====== MATERIALS PROVIDED ======

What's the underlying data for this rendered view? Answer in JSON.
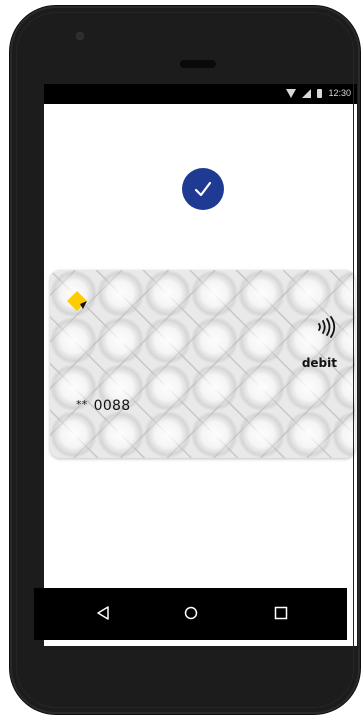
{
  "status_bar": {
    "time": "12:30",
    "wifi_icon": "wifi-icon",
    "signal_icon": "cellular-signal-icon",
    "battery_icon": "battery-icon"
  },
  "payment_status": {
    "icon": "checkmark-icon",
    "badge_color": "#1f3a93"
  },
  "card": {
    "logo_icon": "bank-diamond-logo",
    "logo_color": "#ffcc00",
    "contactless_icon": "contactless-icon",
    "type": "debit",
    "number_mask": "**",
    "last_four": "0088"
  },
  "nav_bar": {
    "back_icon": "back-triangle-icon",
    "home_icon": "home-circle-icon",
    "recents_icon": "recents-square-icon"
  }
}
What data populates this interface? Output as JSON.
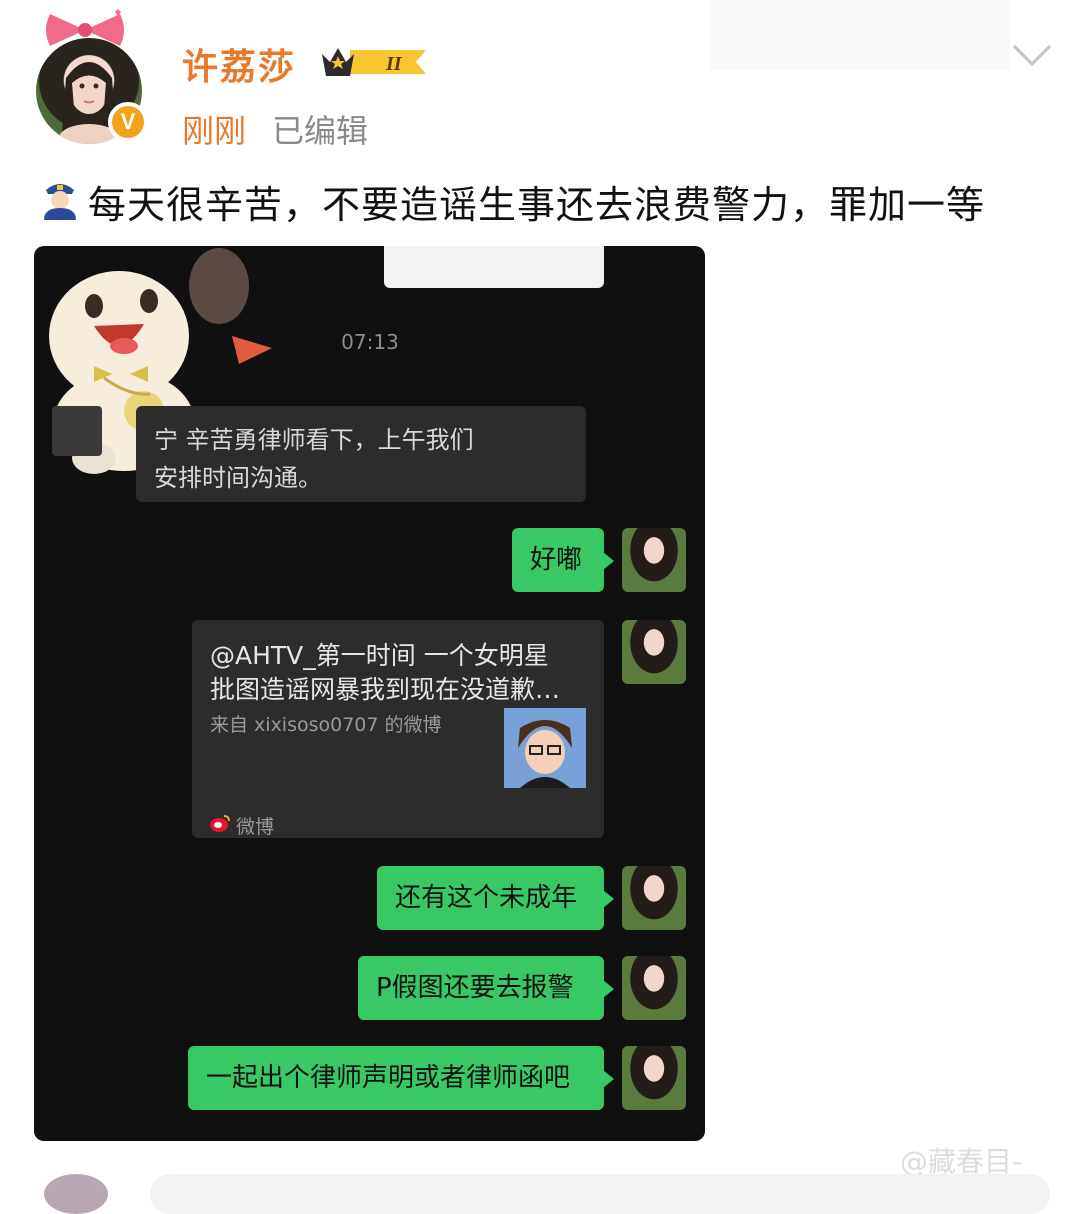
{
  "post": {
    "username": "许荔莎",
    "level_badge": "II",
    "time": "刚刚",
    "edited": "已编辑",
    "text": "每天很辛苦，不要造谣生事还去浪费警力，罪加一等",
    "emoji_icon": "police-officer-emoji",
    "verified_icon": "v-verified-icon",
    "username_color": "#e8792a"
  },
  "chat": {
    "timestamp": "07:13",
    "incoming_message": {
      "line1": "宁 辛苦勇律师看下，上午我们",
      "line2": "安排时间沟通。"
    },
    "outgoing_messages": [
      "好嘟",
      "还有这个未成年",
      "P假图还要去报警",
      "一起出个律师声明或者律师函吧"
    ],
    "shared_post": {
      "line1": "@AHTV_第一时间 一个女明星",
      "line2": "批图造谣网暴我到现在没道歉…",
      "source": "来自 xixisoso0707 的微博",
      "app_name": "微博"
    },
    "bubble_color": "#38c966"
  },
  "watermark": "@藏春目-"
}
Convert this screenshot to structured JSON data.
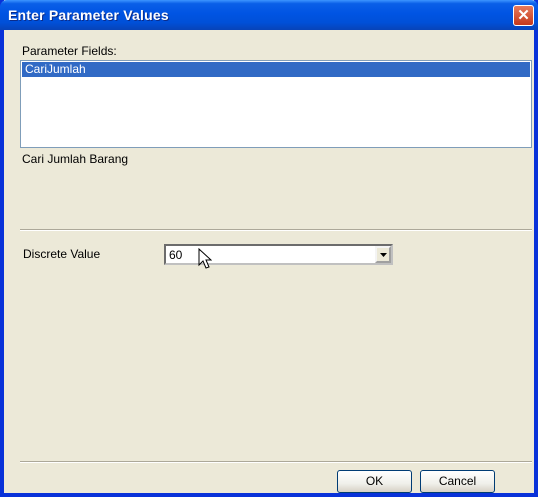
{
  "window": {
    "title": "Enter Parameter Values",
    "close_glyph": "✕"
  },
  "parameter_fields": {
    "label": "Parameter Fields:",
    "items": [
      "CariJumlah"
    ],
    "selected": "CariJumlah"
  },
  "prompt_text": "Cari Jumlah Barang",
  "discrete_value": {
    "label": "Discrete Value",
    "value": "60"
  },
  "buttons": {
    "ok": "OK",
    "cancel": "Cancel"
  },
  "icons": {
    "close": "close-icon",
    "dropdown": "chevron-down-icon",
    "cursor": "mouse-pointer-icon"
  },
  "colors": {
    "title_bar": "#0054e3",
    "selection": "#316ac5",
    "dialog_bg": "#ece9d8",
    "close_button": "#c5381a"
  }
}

======

**DO THIS**
Print each entry shown above with exact wording and no pictures.

**TASK RESPONSE**
What's the underlying data for this rendered view? Answer in JSON.
{
  "status_bar": {
    "time": "12:30",
    "wifi_icon": "wifi-icon",
    "signal_icon": "cellular-signal-icon",
    "battery_icon": "battery-icon"
  },
  "payment_status": {
    "icon": "checkmark-icon",
    "badge_color": "#1f3a93"
  },
  "card": {
    "logo_icon": "bank-diamond-logo",
    "logo_color": "#ffcc00",
    "contactless_icon": "contactless-icon",
    "type": "debit",
    "number_mask": "**",
    "last_four": "0088"
  },
  "nav_bar": {
    "back_icon": "back-triangle-icon",
    "home_icon": "home-circle-icon",
    "recents_icon": "recents-square-icon"
  }
}
What data populates this interface? Output as JSON.
{
  "post": {
    "username": "许荔莎",
    "level_badge": "II",
    "time": "刚刚",
    "edited": "已编辑",
    "text": "每天很辛苦，不要造谣生事还去浪费警力，罪加一等",
    "emoji_icon": "police-officer-emoji",
    "verified_icon": "v-verified-icon",
    "username_color": "#e8792a"
  },
  "chat": {
    "timestamp": "07:13",
    "incoming_message": {
      "line1": "宁 辛苦勇律师看下，上午我们",
      "line2": "安排时间沟通。"
    },
    "outgoing_messages": [
      "好嘟",
      "还有这个未成年",
      "P假图还要去报警",
      "一起出个律师声明或者律师函吧"
    ],
    "shared_post": {
      "line1": "@AHTV_第一时间 一个女明星",
      "line2": "批图造谣网暴我到现在没道歉…",
      "source": "来自 xixisoso0707 的微博",
      "app_name": "微博"
    },
    "bubble_color": "#38c966"
  },
  "watermark": "@藏春目-"
}
Convert this screenshot to structured JSON data.
{
  "window": {
    "title": "Enter Parameter Values",
    "close_glyph": "✕"
  },
  "parameter_fields": {
    "label": "Parameter Fields:",
    "items": [
      "CariJumlah"
    ],
    "selected": "CariJumlah"
  },
  "prompt_text": "Cari Jumlah Barang",
  "discrete_value": {
    "label": "Discrete Value",
    "value": "60"
  },
  "buttons": {
    "ok": "OK",
    "cancel": "Cancel"
  },
  "icons": {
    "close": "close-icon",
    "dropdown": "chevron-down-icon",
    "cursor": "mouse-pointer-icon"
  },
  "colors": {
    "title_bar": "#0054e3",
    "selection": "#316ac5",
    "dialog_bg": "#ece9d8",
    "close_button": "#c5381a"
  }
}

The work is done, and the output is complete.